[Items from a data source]

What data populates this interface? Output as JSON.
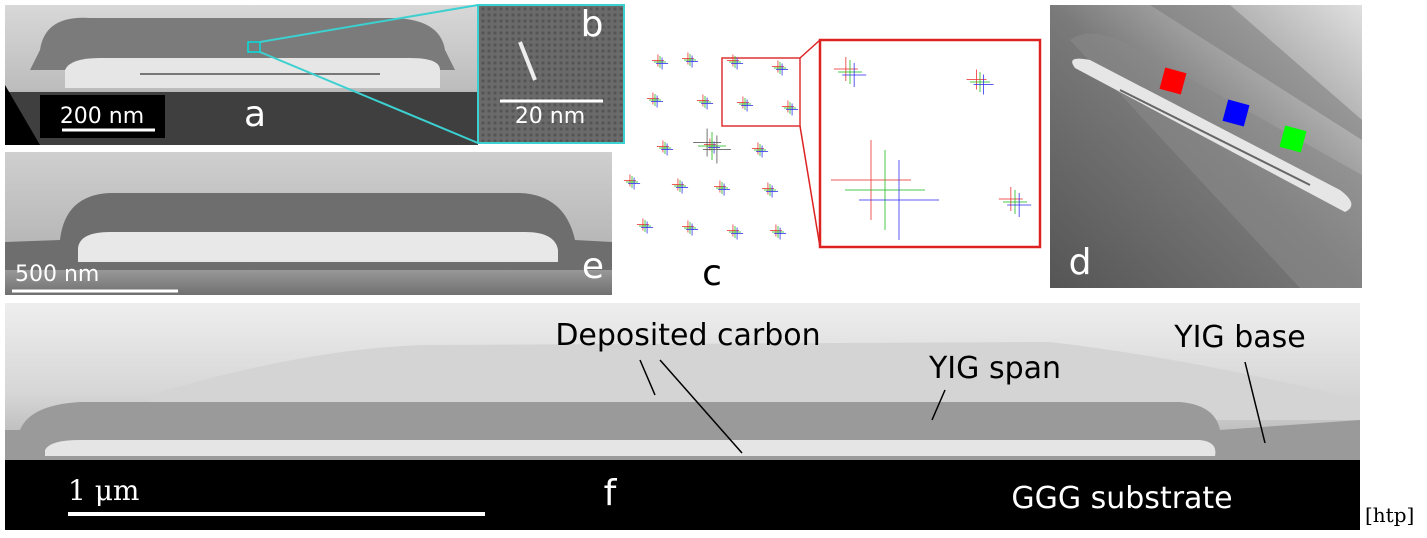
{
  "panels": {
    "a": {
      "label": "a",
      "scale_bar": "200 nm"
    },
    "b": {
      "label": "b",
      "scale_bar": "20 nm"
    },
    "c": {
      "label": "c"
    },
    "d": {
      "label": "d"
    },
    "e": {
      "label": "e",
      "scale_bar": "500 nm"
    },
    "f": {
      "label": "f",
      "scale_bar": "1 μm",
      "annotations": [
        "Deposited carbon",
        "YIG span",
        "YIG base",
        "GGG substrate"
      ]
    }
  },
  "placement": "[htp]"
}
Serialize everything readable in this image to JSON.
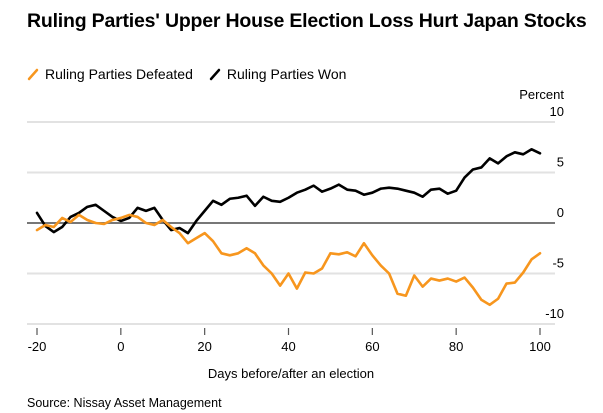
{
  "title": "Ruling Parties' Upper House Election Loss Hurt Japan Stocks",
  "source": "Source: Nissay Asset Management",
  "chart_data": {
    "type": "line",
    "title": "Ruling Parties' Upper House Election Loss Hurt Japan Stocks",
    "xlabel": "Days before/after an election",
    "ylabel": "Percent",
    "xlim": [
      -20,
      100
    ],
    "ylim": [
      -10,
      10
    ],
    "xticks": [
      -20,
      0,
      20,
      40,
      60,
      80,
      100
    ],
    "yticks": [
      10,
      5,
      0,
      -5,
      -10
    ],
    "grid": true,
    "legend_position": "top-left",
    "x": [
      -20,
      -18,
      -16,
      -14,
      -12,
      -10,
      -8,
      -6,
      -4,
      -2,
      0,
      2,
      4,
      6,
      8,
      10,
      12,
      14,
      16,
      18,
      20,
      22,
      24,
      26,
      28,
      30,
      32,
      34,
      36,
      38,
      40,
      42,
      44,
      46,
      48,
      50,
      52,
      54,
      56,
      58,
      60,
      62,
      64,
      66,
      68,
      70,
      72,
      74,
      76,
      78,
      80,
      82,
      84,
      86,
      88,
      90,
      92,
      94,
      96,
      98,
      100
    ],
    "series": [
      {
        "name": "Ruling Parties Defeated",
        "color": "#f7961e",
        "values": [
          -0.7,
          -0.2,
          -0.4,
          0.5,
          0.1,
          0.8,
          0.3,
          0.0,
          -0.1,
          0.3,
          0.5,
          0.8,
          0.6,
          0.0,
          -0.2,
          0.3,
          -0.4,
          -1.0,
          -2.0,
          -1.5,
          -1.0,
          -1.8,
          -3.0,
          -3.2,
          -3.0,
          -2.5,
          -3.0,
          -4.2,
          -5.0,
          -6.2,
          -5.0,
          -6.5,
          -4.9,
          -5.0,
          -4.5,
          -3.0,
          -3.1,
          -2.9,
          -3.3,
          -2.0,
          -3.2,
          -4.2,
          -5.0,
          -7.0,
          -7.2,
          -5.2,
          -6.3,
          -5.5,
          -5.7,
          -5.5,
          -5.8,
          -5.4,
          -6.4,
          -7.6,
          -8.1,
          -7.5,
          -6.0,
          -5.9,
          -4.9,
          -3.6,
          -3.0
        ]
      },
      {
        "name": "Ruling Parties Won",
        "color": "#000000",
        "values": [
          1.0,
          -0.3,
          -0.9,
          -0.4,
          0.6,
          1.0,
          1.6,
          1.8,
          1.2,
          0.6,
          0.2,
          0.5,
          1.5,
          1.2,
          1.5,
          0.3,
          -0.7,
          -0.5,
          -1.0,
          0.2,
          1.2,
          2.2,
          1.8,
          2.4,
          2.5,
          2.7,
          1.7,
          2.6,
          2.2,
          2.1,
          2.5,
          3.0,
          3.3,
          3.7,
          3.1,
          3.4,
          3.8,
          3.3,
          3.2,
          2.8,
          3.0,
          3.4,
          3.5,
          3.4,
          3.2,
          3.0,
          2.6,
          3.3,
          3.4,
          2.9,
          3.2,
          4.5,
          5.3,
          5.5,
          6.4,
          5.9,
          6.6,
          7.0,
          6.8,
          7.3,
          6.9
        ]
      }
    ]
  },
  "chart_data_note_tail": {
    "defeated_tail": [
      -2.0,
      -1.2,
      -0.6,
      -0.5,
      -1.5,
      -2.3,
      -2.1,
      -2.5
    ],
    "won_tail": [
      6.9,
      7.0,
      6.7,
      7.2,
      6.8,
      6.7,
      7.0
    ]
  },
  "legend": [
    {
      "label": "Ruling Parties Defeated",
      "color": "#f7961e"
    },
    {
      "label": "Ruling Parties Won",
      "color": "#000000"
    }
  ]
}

**INSTRUCTIONS TO FOLLOW:** Gather all lines of the records that include the word "Upper".

**ANSWER TO THE EXERCISE:**
  "title": "Ruling Parties' Upper House Election Loss Hurt Japan Stocks",
    "title": "Ruling Parties' Upper House Election Loss Hurt Japan Stocks",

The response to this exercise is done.